Give only the number of lines in the records that include the string "TradeWave".

===============

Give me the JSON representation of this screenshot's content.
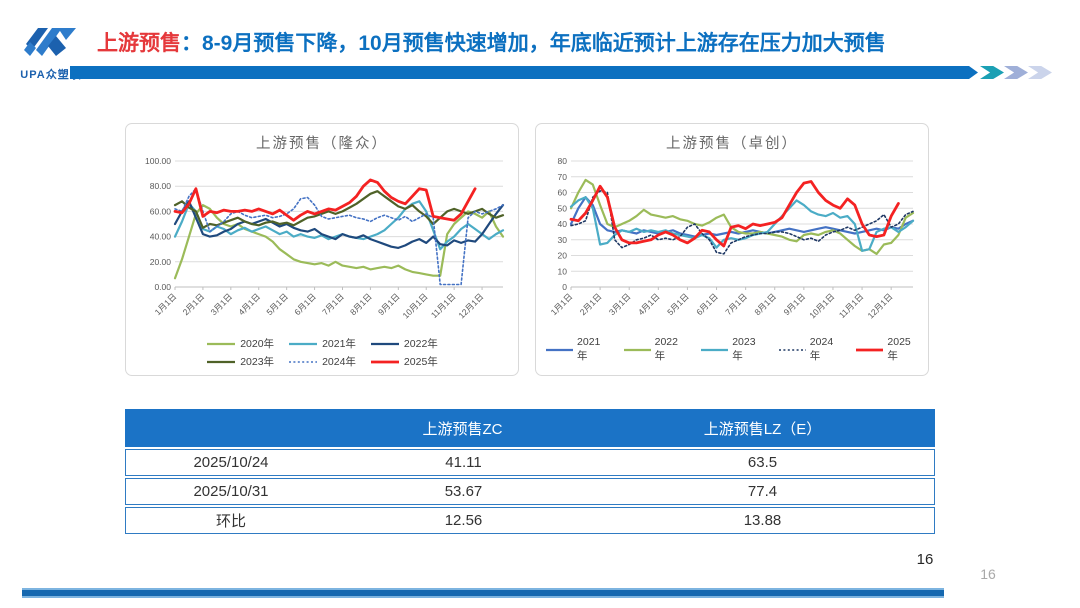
{
  "header": {
    "logo_text": "UPA众塑联",
    "title_red": "上游预售",
    "title_blue": "：8-9月预售下降，10月预售快速增加，年底临近预计上游存在压力加大预售",
    "bar_color": "#0c70c0",
    "chevron_colors": [
      "#1ba0b4",
      "#9fafd8",
      "#cbd4eb"
    ]
  },
  "chart_data": [
    {
      "type": "line",
      "title": "上游预售（隆众）",
      "x_tick_labels": [
        "1月1日",
        "2月1日",
        "3月1日",
        "4月1日",
        "5月1日",
        "6月1日",
        "7月1日",
        "8月1日",
        "9月1日",
        "10月1日",
        "11月1日",
        "12月1日"
      ],
      "ylim": [
        0,
        100
      ],
      "yticks": [
        "0.00",
        "20.00",
        "40.00",
        "60.00",
        "80.00",
        "100.00"
      ],
      "grid": true,
      "legend_position": "bottom",
      "legend_rows": [
        [
          "2020年",
          "2021年",
          "2022年"
        ],
        [
          "2023年",
          "2024年",
          "2025年"
        ]
      ],
      "mleft": 40,
      "series": [
        {
          "name": "2020年",
          "color": "#9bbb59",
          "dashed": false,
          "width": 2.2,
          "values": [
            7,
            22,
            40,
            58,
            65,
            62,
            55,
            50,
            48,
            50,
            46,
            44,
            42,
            40,
            36,
            30,
            26,
            22,
            20,
            19,
            18,
            19,
            17,
            20,
            17,
            16,
            15,
            16,
            14,
            15,
            16,
            15,
            17,
            14,
            12,
            11,
            10,
            9,
            9,
            42,
            50,
            55,
            60,
            58,
            55,
            60,
            48,
            40
          ]
        },
        {
          "name": "2021年",
          "color": "#4bacc6",
          "dashed": false,
          "width": 2.2,
          "values": [
            40,
            52,
            66,
            60,
            46,
            44,
            48,
            46,
            42,
            45,
            47,
            44,
            46,
            48,
            45,
            42,
            44,
            40,
            42,
            40,
            39,
            41,
            38,
            40,
            42,
            40,
            39,
            38,
            40,
            42,
            45,
            50,
            55,
            62,
            66,
            68,
            60,
            45,
            30,
            36,
            40,
            46,
            50,
            46,
            42,
            38,
            42,
            45
          ]
        },
        {
          "name": "2022年",
          "color": "#1f497d",
          "dashed": false,
          "width": 2.2,
          "values": [
            50,
            60,
            68,
            55,
            42,
            40,
            41,
            44,
            46,
            50,
            52,
            50,
            52,
            54,
            51,
            48,
            50,
            47,
            45,
            44,
            46,
            42,
            40,
            38,
            42,
            40,
            39,
            41,
            38,
            36,
            34,
            32,
            31,
            33,
            36,
            38,
            35,
            40,
            34,
            33,
            37,
            35,
            37,
            36,
            42,
            50,
            58,
            65
          ]
        },
        {
          "name": "2023年",
          "color": "#4f6228",
          "dashed": false,
          "width": 2.2,
          "values": [
            65,
            68,
            63,
            60,
            47,
            50,
            49,
            51,
            53,
            55,
            52,
            50,
            49,
            51,
            52,
            50,
            51,
            49,
            52,
            55,
            56,
            58,
            60,
            58,
            60,
            63,
            66,
            70,
            74,
            76,
            72,
            68,
            64,
            62,
            65,
            60,
            56,
            50,
            55,
            60,
            62,
            60,
            58,
            60,
            62,
            58,
            55,
            57
          ]
        },
        {
          "name": "2024年",
          "color": "#4472c4",
          "dashed": true,
          "width": 1.6,
          "values": [
            62,
            60,
            72,
            78,
            60,
            44,
            48,
            52,
            58,
            60,
            57,
            55,
            56,
            57,
            55,
            56,
            58,
            62,
            70,
            71,
            65,
            56,
            54,
            55,
            56,
            57,
            55,
            54,
            52,
            55,
            57,
            55,
            53,
            56,
            52,
            55,
            58,
            55,
            2,
            2,
            2,
            2,
            55,
            60,
            58,
            60,
            62,
            65
          ]
        },
        {
          "name": "2025年",
          "color": "#f42222",
          "dashed": false,
          "width": 2.8,
          "values": [
            60,
            59,
            66,
            78,
            56,
            60,
            59,
            61,
            60,
            60,
            61,
            60,
            62,
            60,
            58,
            61,
            57,
            53,
            57,
            60,
            58,
            60,
            62,
            61,
            64,
            67,
            72,
            80,
            85,
            83,
            76,
            71,
            68,
            66,
            72,
            78,
            77,
            56,
            55,
            54,
            53,
            58,
            68,
            78,
            null,
            null,
            null,
            null
          ]
        }
      ]
    },
    {
      "type": "line",
      "title": "上游预售（卓创）",
      "x_tick_labels": [
        "1月1日",
        "2月1日",
        "3月1日",
        "4月1日",
        "5月1日",
        "6月1日",
        "7月1日",
        "8月1日",
        "9月1日",
        "10月1日",
        "11月1日",
        "12月1日"
      ],
      "ylim": [
        0,
        80
      ],
      "yticks": [
        "0",
        "10",
        "20",
        "30",
        "40",
        "50",
        "60",
        "70",
        "80"
      ],
      "grid": true,
      "legend_position": "bottom",
      "legend_rows": [
        [
          "2021年",
          "2022年",
          "2023年",
          "2024年",
          "2025年"
        ]
      ],
      "mleft": 26,
      "series": [
        {
          "name": "2021年",
          "color": "#4472c4",
          "dashed": false,
          "width": 2.2,
          "values": [
            40,
            50,
            57,
            52,
            40,
            36,
            35,
            36,
            35,
            34,
            36,
            35,
            34,
            35,
            36,
            34,
            33,
            32,
            33,
            34,
            33,
            34,
            35,
            34,
            35,
            36,
            35,
            34,
            35,
            36,
            37,
            36,
            35,
            36,
            37,
            38,
            37,
            36,
            35,
            34,
            35,
            36,
            37,
            36,
            38,
            37,
            40,
            42
          ]
        },
        {
          "name": "2022年",
          "color": "#9bbb59",
          "dashed": false,
          "width": 2.2,
          "values": [
            50,
            60,
            68,
            65,
            52,
            40,
            38,
            40,
            42,
            45,
            49,
            46,
            45,
            44,
            45,
            43,
            42,
            40,
            39,
            41,
            44,
            46,
            38,
            35,
            34,
            34,
            35,
            34,
            33,
            32,
            30,
            29,
            33,
            34,
            33,
            35,
            36,
            34,
            30,
            26,
            23,
            24,
            21,
            27,
            28,
            33,
            44,
            47
          ]
        },
        {
          "name": "2023年",
          "color": "#4bacc6",
          "dashed": false,
          "width": 2.2,
          "values": [
            51,
            55,
            57,
            50,
            27,
            28,
            33,
            36,
            35,
            37,
            35,
            36,
            35,
            36,
            34,
            33,
            32,
            31,
            33,
            31,
            25,
            30,
            31,
            30,
            31,
            33,
            34,
            35,
            40,
            45,
            50,
            55,
            52,
            48,
            46,
            45,
            47,
            44,
            45,
            40,
            23,
            24,
            35,
            37,
            38,
            35,
            38,
            42
          ]
        },
        {
          "name": "2024年",
          "color": "#1f3864",
          "dashed": true,
          "width": 1.6,
          "values": [
            39,
            40,
            42,
            57,
            61,
            60,
            30,
            25,
            27,
            30,
            31,
            33,
            30,
            31,
            30,
            32,
            38,
            40,
            34,
            30,
            22,
            21,
            28,
            30,
            32,
            33,
            34,
            34,
            35,
            35,
            34,
            32,
            30,
            31,
            29,
            33,
            35,
            36,
            38,
            36,
            38,
            40,
            42,
            46,
            38,
            40,
            46,
            48
          ]
        },
        {
          "name": "2025年",
          "color": "#f42222",
          "dashed": false,
          "width": 2.8,
          "values": [
            43,
            42,
            47,
            55,
            64,
            57,
            38,
            30,
            28,
            28,
            29,
            30,
            33,
            35,
            33,
            30,
            28,
            31,
            36,
            35,
            30,
            26,
            38,
            39,
            37,
            40,
            39,
            40,
            41,
            44,
            52,
            60,
            66,
            67,
            60,
            55,
            52,
            50,
            56,
            52,
            40,
            33,
            32,
            33,
            45,
            53,
            null,
            null
          ]
        }
      ]
    }
  ],
  "table": {
    "header": [
      "",
      "上游预售ZC",
      "上游预售LZ（E）"
    ],
    "rows": [
      [
        "2025/10/24",
        "41.11",
        "63.5"
      ],
      [
        "2025/10/31",
        "53.67",
        "77.4"
      ],
      [
        "环比",
        "12.56",
        "13.88"
      ]
    ]
  },
  "footer": {
    "page_number": "16",
    "page_number_ghost": "16"
  }
}
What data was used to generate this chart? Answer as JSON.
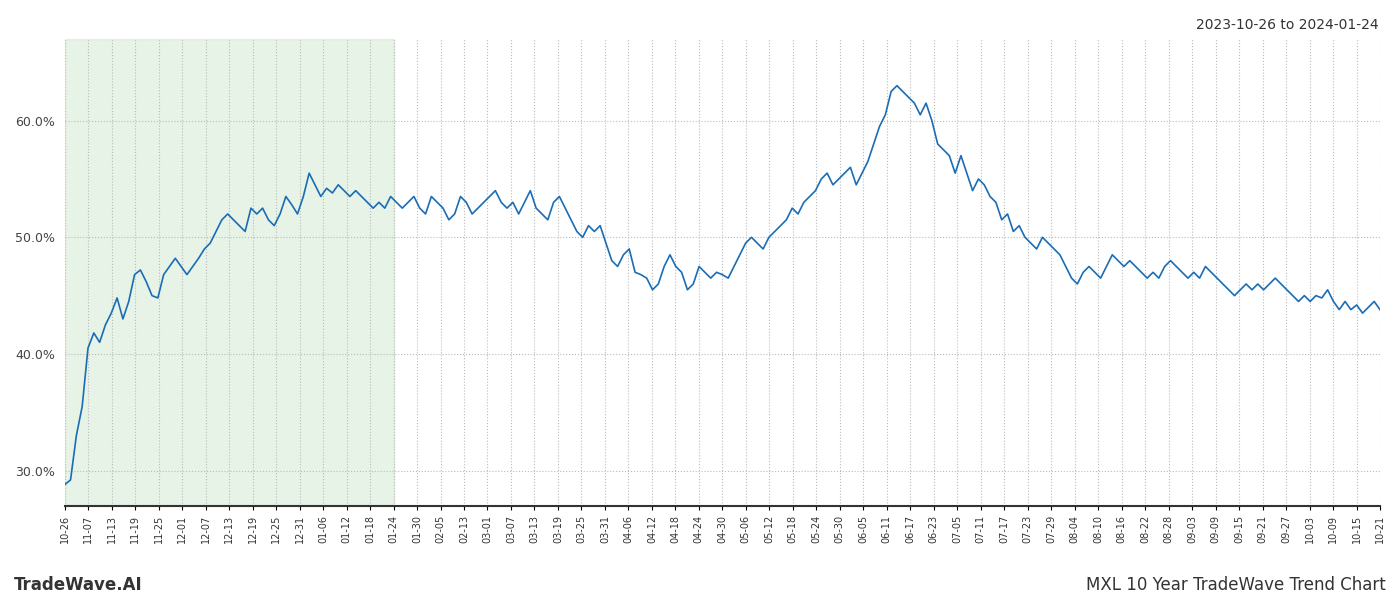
{
  "title_date_range": "2023-10-26 to 2024-01-24",
  "footer_left": "TradeWave.AI",
  "footer_right": "MXL 10 Year TradeWave Trend Chart",
  "line_color": "#1a6db5",
  "line_width": 1.2,
  "bg_color": "#ffffff",
  "grid_color": "#bbbbbb",
  "grid_style": "dotted",
  "shaded_region_color": "#c8e6c9",
  "shaded_region_alpha": 0.45,
  "ylim": [
    27.0,
    67.0
  ],
  "yticks": [
    30.0,
    40.0,
    50.0,
    60.0
  ],
  "x_labels": [
    "10-26",
    "11-07",
    "11-13",
    "11-19",
    "11-25",
    "12-01",
    "12-07",
    "12-13",
    "12-19",
    "12-25",
    "12-31",
    "01-06",
    "01-12",
    "01-18",
    "01-24",
    "01-30",
    "02-05",
    "02-13",
    "03-01",
    "03-07",
    "03-13",
    "03-19",
    "03-25",
    "03-31",
    "04-06",
    "04-12",
    "04-18",
    "04-24",
    "04-30",
    "05-06",
    "05-12",
    "05-18",
    "05-24",
    "05-30",
    "06-05",
    "06-11",
    "06-17",
    "06-23",
    "07-05",
    "07-11",
    "07-17",
    "07-23",
    "07-29",
    "08-04",
    "08-10",
    "08-16",
    "08-22",
    "08-28",
    "09-03",
    "09-09",
    "09-15",
    "09-21",
    "09-27",
    "10-03",
    "10-09",
    "10-15",
    "10-21"
  ],
  "shaded_x_start_label": "10-26",
  "shaded_x_end_label": "01-24",
  "values": [
    28.8,
    29.2,
    33.0,
    35.5,
    40.5,
    41.8,
    41.0,
    42.5,
    43.5,
    44.8,
    43.0,
    44.5,
    46.8,
    47.2,
    46.2,
    45.0,
    44.8,
    46.8,
    47.5,
    48.2,
    47.5,
    46.8,
    47.5,
    48.2,
    49.0,
    49.5,
    50.5,
    51.5,
    52.0,
    51.5,
    51.0,
    50.5,
    52.5,
    52.0,
    52.5,
    51.5,
    51.0,
    52.0,
    53.5,
    52.8,
    52.0,
    53.5,
    55.5,
    54.5,
    53.5,
    54.2,
    53.8,
    54.5,
    54.0,
    53.5,
    54.0,
    53.5,
    53.0,
    52.5,
    53.0,
    52.5,
    53.5,
    53.0,
    52.5,
    53.0,
    53.5,
    52.5,
    52.0,
    53.5,
    53.0,
    52.5,
    51.5,
    52.0,
    53.5,
    53.0,
    52.0,
    52.5,
    53.0,
    53.5,
    54.0,
    53.0,
    52.5,
    53.0,
    52.0,
    53.0,
    54.0,
    52.5,
    52.0,
    51.5,
    53.0,
    53.5,
    52.5,
    51.5,
    50.5,
    50.0,
    51.0,
    50.5,
    51.0,
    49.5,
    48.0,
    47.5,
    48.5,
    49.0,
    47.0,
    46.8,
    46.5,
    45.5,
    46.0,
    47.5,
    48.5,
    47.5,
    47.0,
    45.5,
    46.0,
    47.5,
    47.0,
    46.5,
    47.0,
    46.8,
    46.5,
    47.5,
    48.5,
    49.5,
    50.0,
    49.5,
    49.0,
    50.0,
    50.5,
    51.0,
    51.5,
    52.5,
    52.0,
    53.0,
    53.5,
    54.0,
    55.0,
    55.5,
    54.5,
    55.0,
    55.5,
    56.0,
    54.5,
    55.5,
    56.5,
    58.0,
    59.5,
    60.5,
    62.5,
    63.0,
    62.5,
    62.0,
    61.5,
    60.5,
    61.5,
    60.0,
    58.0,
    57.5,
    57.0,
    55.5,
    57.0,
    55.5,
    54.0,
    55.0,
    54.5,
    53.5,
    53.0,
    51.5,
    52.0,
    50.5,
    51.0,
    50.0,
    49.5,
    49.0,
    50.0,
    49.5,
    49.0,
    48.5,
    47.5,
    46.5,
    46.0,
    47.0,
    47.5,
    47.0,
    46.5,
    47.5,
    48.5,
    48.0,
    47.5,
    48.0,
    47.5,
    47.0,
    46.5,
    47.0,
    46.5,
    47.5,
    48.0,
    47.5,
    47.0,
    46.5,
    47.0,
    46.5,
    47.5,
    47.0,
    46.5,
    46.0,
    45.5,
    45.0,
    45.5,
    46.0,
    45.5,
    46.0,
    45.5,
    46.0,
    46.5,
    46.0,
    45.5,
    45.0,
    44.5,
    45.0,
    44.5,
    45.0,
    44.8,
    45.5,
    44.5,
    43.8,
    44.5,
    43.8,
    44.2,
    43.5,
    44.0,
    44.5,
    43.8
  ]
}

===============

● RESPONSE TO THIS EXERCISE
2